TASK – Would you write out the entries below, every one of them, exactly?

Records from a data source –
begin
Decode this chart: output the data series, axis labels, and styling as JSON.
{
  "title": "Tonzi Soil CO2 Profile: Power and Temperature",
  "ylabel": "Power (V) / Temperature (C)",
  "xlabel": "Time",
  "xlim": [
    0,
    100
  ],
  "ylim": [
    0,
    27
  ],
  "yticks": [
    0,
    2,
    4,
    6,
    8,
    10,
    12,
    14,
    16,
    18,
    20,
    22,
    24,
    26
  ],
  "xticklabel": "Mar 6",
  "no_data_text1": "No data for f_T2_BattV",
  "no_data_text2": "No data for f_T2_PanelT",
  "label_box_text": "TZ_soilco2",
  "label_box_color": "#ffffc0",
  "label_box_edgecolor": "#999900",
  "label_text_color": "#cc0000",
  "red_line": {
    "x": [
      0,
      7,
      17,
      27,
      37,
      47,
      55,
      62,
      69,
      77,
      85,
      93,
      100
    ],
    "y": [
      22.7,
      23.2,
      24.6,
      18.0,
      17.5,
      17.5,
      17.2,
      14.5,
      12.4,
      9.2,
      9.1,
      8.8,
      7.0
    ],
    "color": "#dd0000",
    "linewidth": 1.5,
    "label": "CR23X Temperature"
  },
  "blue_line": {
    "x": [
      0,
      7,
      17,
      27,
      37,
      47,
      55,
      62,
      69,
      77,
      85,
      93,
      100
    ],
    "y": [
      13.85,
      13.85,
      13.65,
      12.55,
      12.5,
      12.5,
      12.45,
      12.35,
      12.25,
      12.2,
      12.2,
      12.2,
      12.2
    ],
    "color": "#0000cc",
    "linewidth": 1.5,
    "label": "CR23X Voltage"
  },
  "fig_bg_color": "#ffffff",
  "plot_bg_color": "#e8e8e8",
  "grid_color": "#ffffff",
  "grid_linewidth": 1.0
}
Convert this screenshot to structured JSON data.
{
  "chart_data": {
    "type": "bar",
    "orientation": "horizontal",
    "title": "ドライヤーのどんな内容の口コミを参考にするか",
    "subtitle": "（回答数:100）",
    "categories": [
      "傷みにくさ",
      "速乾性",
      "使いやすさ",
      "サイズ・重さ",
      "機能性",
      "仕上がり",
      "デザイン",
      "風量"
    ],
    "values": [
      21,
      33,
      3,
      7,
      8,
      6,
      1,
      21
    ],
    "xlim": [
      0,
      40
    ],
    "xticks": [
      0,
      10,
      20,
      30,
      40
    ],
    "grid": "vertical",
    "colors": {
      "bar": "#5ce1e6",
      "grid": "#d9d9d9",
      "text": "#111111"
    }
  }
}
end
ANSWER TO THE PROBLEM –
Decode this chart: output the data series, axis labels, and styling as JSON.
{
  "title": "Tonzi Soil CO2 Profile: Power and Temperature",
  "ylabel": "Power (V) / Temperature (C)",
  "xlabel": "Time",
  "xlim": [
    0,
    100
  ],
  "ylim": [
    0,
    27
  ],
  "yticks": [
    0,
    2,
    4,
    6,
    8,
    10,
    12,
    14,
    16,
    18,
    20,
    22,
    24,
    26
  ],
  "xticklabel": "Mar 6",
  "no_data_text1": "No data for f_T2_BattV",
  "no_data_text2": "No data for f_T2_PanelT",
  "label_box_text": "TZ_soilco2",
  "label_box_color": "#ffffc0",
  "label_box_edgecolor": "#999900",
  "label_text_color": "#cc0000",
  "red_line": {
    "x": [
      0,
      7,
      17,
      27,
      37,
      47,
      55,
      62,
      69,
      77,
      85,
      93,
      100
    ],
    "y": [
      22.7,
      23.2,
      24.6,
      18.0,
      17.5,
      17.5,
      17.2,
      14.5,
      12.4,
      9.2,
      9.1,
      8.8,
      7.0
    ],
    "color": "#dd0000",
    "linewidth": 1.5,
    "label": "CR23X Temperature"
  },
  "blue_line": {
    "x": [
      0,
      7,
      17,
      27,
      37,
      47,
      55,
      62,
      69,
      77,
      85,
      93,
      100
    ],
    "y": [
      13.85,
      13.85,
      13.65,
      12.55,
      12.5,
      12.5,
      12.45,
      12.35,
      12.25,
      12.2,
      12.2,
      12.2,
      12.2
    ],
    "color": "#0000cc",
    "linewidth": 1.5,
    "label": "CR23X Voltage"
  },
  "fig_bg_color": "#ffffff",
  "plot_bg_color": "#e8e8e8",
  "grid_color": "#ffffff",
  "grid_linewidth": 1.0
}
Convert this screenshot to structured JSON data.
{
  "chart_data": {
    "type": "bar",
    "orientation": "horizontal",
    "title": "ドライヤーのどんな内容の口コミを参考にするか",
    "subtitle": "（回答数:100）",
    "categories": [
      "傷みにくさ",
      "速乾性",
      "使いやすさ",
      "サイズ・重さ",
      "機能性",
      "仕上がり",
      "デザイン",
      "風量"
    ],
    "values": [
      21,
      33,
      3,
      7,
      8,
      6,
      1,
      21
    ],
    "xlim": [
      0,
      40
    ],
    "xticks": [
      0,
      10,
      20,
      30,
      40
    ],
    "grid": "vertical",
    "colors": {
      "bar": "#5ce1e6",
      "grid": "#d9d9d9",
      "text": "#111111"
    }
  }
}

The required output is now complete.